Find and return each line containing "Native".

Data records:
-- start --
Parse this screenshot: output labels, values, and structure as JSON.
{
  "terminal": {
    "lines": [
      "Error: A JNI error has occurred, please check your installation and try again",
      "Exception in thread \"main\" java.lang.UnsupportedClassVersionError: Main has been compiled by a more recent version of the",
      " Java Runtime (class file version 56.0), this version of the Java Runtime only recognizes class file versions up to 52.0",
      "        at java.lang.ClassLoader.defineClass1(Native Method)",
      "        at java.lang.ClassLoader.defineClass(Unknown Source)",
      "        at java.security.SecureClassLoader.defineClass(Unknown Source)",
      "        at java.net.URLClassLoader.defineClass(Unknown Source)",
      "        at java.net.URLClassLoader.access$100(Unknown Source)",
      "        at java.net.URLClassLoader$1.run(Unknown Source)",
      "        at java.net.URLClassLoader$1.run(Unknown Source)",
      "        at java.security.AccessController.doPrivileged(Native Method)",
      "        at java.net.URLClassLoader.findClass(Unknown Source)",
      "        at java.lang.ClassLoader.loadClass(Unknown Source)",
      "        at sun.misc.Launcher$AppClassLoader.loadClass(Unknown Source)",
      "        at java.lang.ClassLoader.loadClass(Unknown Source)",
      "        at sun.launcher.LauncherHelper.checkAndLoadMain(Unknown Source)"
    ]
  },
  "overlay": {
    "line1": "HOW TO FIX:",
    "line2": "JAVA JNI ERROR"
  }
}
-- end --
-- start --
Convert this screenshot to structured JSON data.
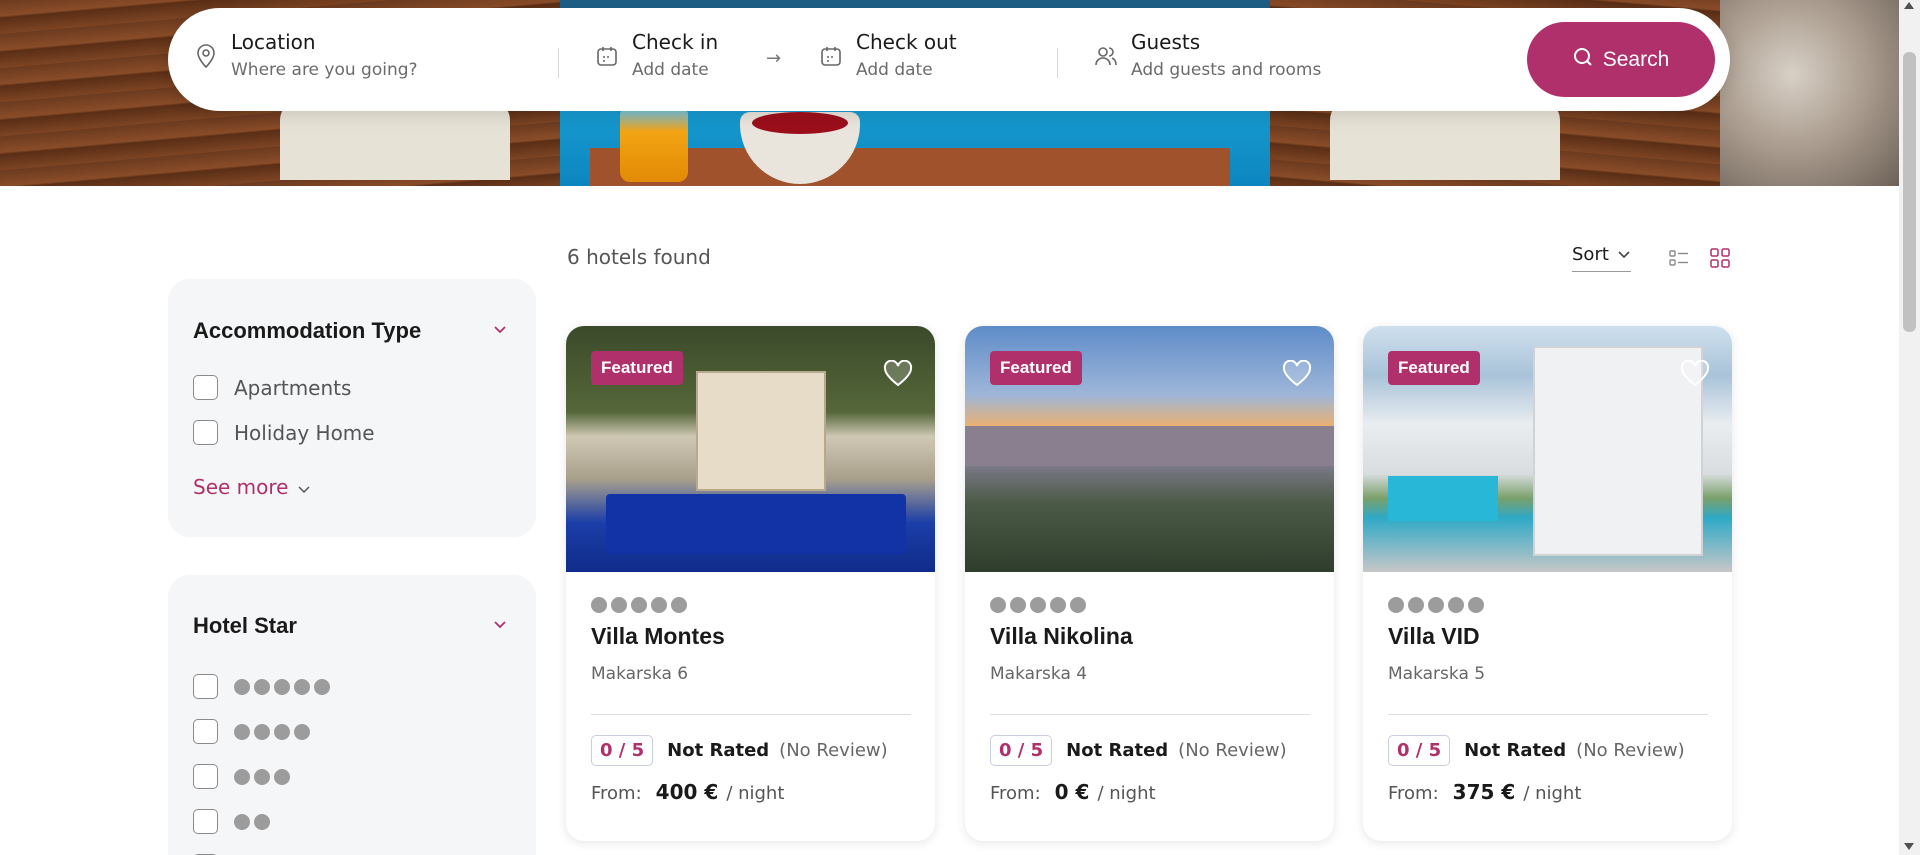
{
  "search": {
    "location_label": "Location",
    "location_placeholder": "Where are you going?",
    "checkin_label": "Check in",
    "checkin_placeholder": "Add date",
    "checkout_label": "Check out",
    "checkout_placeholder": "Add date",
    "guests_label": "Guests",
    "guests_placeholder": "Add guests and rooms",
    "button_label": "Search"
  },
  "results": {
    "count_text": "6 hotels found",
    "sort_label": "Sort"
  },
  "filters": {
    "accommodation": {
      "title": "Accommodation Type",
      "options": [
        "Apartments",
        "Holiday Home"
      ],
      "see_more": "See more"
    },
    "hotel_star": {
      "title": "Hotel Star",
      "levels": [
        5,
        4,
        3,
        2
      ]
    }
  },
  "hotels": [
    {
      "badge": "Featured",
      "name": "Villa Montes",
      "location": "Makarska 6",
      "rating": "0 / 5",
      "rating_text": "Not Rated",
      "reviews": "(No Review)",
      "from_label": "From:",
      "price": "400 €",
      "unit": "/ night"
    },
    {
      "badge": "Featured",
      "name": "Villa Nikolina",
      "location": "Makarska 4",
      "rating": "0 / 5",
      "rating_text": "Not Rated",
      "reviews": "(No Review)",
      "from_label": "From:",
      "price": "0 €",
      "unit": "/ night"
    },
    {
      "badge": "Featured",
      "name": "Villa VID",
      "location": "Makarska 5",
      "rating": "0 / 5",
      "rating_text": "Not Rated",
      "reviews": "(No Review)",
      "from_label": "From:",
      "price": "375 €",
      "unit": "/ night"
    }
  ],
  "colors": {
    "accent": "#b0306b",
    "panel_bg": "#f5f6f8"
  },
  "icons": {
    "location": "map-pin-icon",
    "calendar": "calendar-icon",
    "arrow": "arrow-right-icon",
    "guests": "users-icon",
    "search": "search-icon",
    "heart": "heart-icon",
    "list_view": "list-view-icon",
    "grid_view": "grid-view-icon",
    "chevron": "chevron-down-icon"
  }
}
-- end --
RESULT.
      "        at java.lang.ClassLoader.defineClass1(Native Method)",
      "        at java.security.AccessController.doPrivileged(Native Method)",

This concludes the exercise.